Saved entries:

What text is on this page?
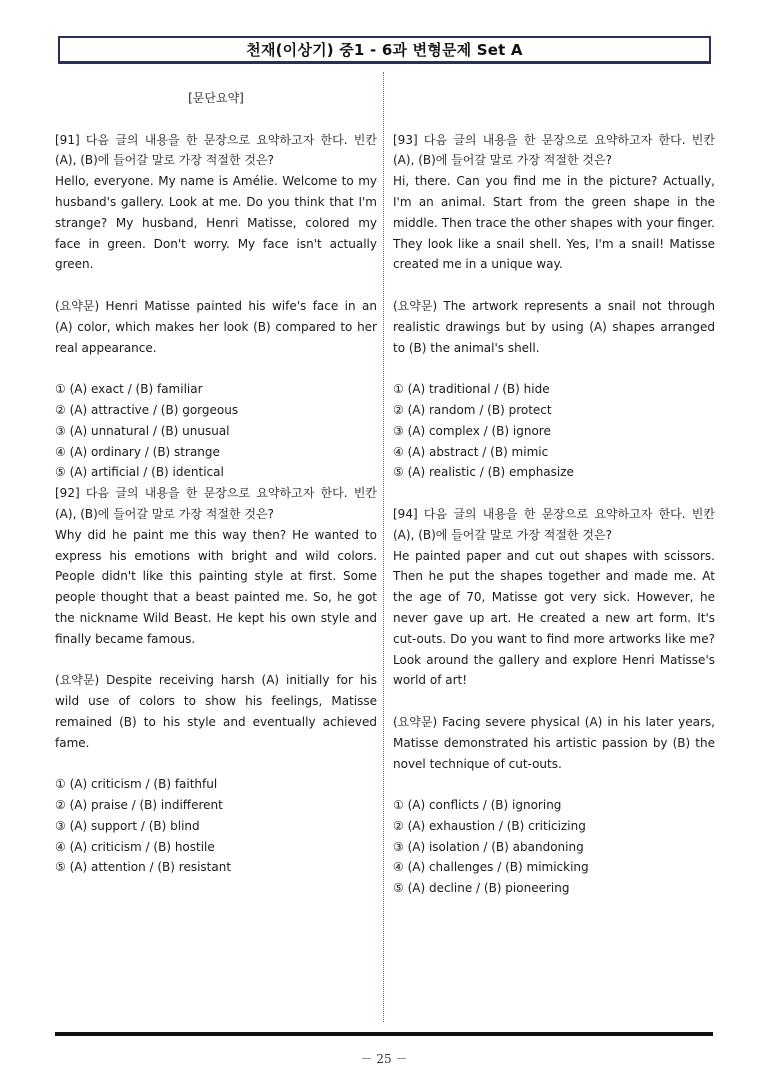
천재(이상기) 중1 - 6과 변형문제 Set A
[문단요약]
[91] 다음 글의 내용을 한 문장으로 요약하고자 한다. 빈칸 (A), (B)에 들어갈 말로 가장 적절한 것은?
Hello, everyone. My name is Amélie. Welcome to my husband's gallery. Look at me. Do you think that I'm strange? My husband, Henri Matisse, colored my face in green. Don't worry. My face isn't actually green.
(요약문) Henri Matisse painted his wife's face in an (A) color, which makes her look (B) compared to her real appearance.
① (A) exact / (B) familiar
② (A) attractive / (B) gorgeous
③ (A) unnatural / (B) unusual
④ (A) ordinary / (B) strange
⑤ (A) artificial / (B) identical
[92] 다음 글의 내용을 한 문장으로 요약하고자 한다. 빈칸 (A), (B)에 들어갈 말로 가장 적절한 것은?
Why did he paint me this way then? He wanted to express his emotions with bright and wild colors. People didn't like this painting style at first. Some people thought that a beast painted me. So, he got the nickname Wild Beast. He kept his own style and finally became famous.
(요약문) Despite receiving harsh (A) initially for his wild use of colors to show his feelings, Matisse remained (B) to his style and eventually achieved fame.
① (A) criticism / (B) faithful
② (A) praise / (B) indifferent
③ (A) support / (B) blind
④ (A) criticism / (B) hostile
⑤ (A) attention / (B) resistant
[93] 다음 글의 내용을 한 문장으로 요약하고자 한다. 빈칸 (A), (B)에 들어갈 말로 가장 적절한 것은?
Hi, there. Can you find me in the picture? Actually, I'm an animal. Start from the green shape in the middle. Then trace the other shapes with your finger. They look like a snail shell. Yes, I'm a snail! Matisse created me in a unique way.
(요약문) The artwork represents a snail not through realistic drawings but by using (A) shapes arranged to (B) the animal's shell.
① (A) traditional / (B) hide
② (A) random / (B) protect
③ (A) complex / (B) ignore
④ (A) abstract / (B) mimic
⑤ (A) realistic / (B) emphasize
[94] 다음 글의 내용을 한 문장으로 요약하고자 한다. 빈칸 (A), (B)에 들어갈 말로 가장 적절한 것은?
He painted paper and cut out shapes with scissors. Then he put the shapes together and made me. At the age of 70, Matisse got very sick. However, he never gave up art. He created a new art form. It's cut-outs. Do you want to find more artworks like me? Look around the gallery and explore Henri Matisse's world of art!
(요약문) Facing severe physical (A) in his later years, Matisse demonstrated his artistic passion by (B) the novel technique of cut-outs.
① (A) conflicts / (B) ignoring
② (A) exhaustion / (B) criticizing
③ (A) isolation / (B) abandoning
④ (A) challenges / (B) mimicking
⑤ (A) decline / (B) pioneering
－ 25 －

DIRECTION: Reproduce the material above in full and without alteration, but skip all pictures.

OUTPUT OF THE EXERCISE:
What text is on this page?
천재(이상기) 중1 - 6과 변형문제 Set A
[문단요약]
[91] 다음 글의 내용을 한 문장으로 요약하고자 한다. 빈칸 (A), (B)에 들어갈 말로 가장 적절한 것은?
Hello, everyone. My name is Amélie. Welcome to my husband's gallery. Look at me. Do you think that I'm strange? My husband, Henri Matisse, colored my face in green. Don't worry. My face isn't actually green.
(요약문) Henri Matisse painted his wife's face in an (A) color, which makes her look (B) compared to her real appearance.
① (A) exact / (B) familiar
② (A) attractive / (B) gorgeous
③ (A) unnatural / (B) unusual
④ (A) ordinary / (B) strange
⑤ (A) artificial / (B) identical
[92] 다음 글의 내용을 한 문장으로 요약하고자 한다. 빈칸 (A), (B)에 들어갈 말로 가장 적절한 것은?
Why did he paint me this way then? He wanted to express his emotions with bright and wild colors. People didn't like this painting style at first. Some people thought that a beast painted me. So, he got the nickname Wild Beast. He kept his own style and finally became famous.
(요약문) Despite receiving harsh (A) initially for his wild use of colors to show his feelings, Matisse remained (B) to his style and eventually achieved fame.
① (A) criticism / (B) faithful
② (A) praise / (B) indifferent
③ (A) support / (B) blind
④ (A) criticism / (B) hostile
⑤ (A) attention / (B) resistant
[93] 다음 글의 내용을 한 문장으로 요약하고자 한다. 빈칸 (A), (B)에 들어갈 말로 가장 적절한 것은?
Hi, there. Can you find me in the picture? Actually, I'm an animal. Start from the green shape in the middle. Then trace the other shapes with your finger. They look like a snail shell. Yes, I'm a snail! Matisse created me in a unique way.
(요약문) The artwork represents a snail not through realistic drawings but by using (A) shapes arranged to (B) the animal's shell.
① (A) traditional / (B) hide
② (A) random / (B) protect
③ (A) complex / (B) ignore
④ (A) abstract / (B) mimic
⑤ (A) realistic / (B) emphasize
[94] 다음 글의 내용을 한 문장으로 요약하고자 한다. 빈칸 (A), (B)에 들어갈 말로 가장 적절한 것은?
He painted paper and cut out shapes with scissors. Then he put the shapes together and made me. At the age of 70, Matisse got very sick. However, he never gave up art. He created a new art form. It's cut-outs. Do you want to find more artworks like me? Look around the gallery and explore Henri Matisse's world of art!
(요약문) Facing severe physical (A) in his later years, Matisse demonstrated his artistic passion by (B) the novel technique of cut-outs.
① (A) conflicts / (B) ignoring
② (A) exhaustion / (B) criticizing
③ (A) isolation / (B) abandoning
④ (A) challenges / (B) mimicking
⑤ (A) decline / (B) pioneering
－ 25 －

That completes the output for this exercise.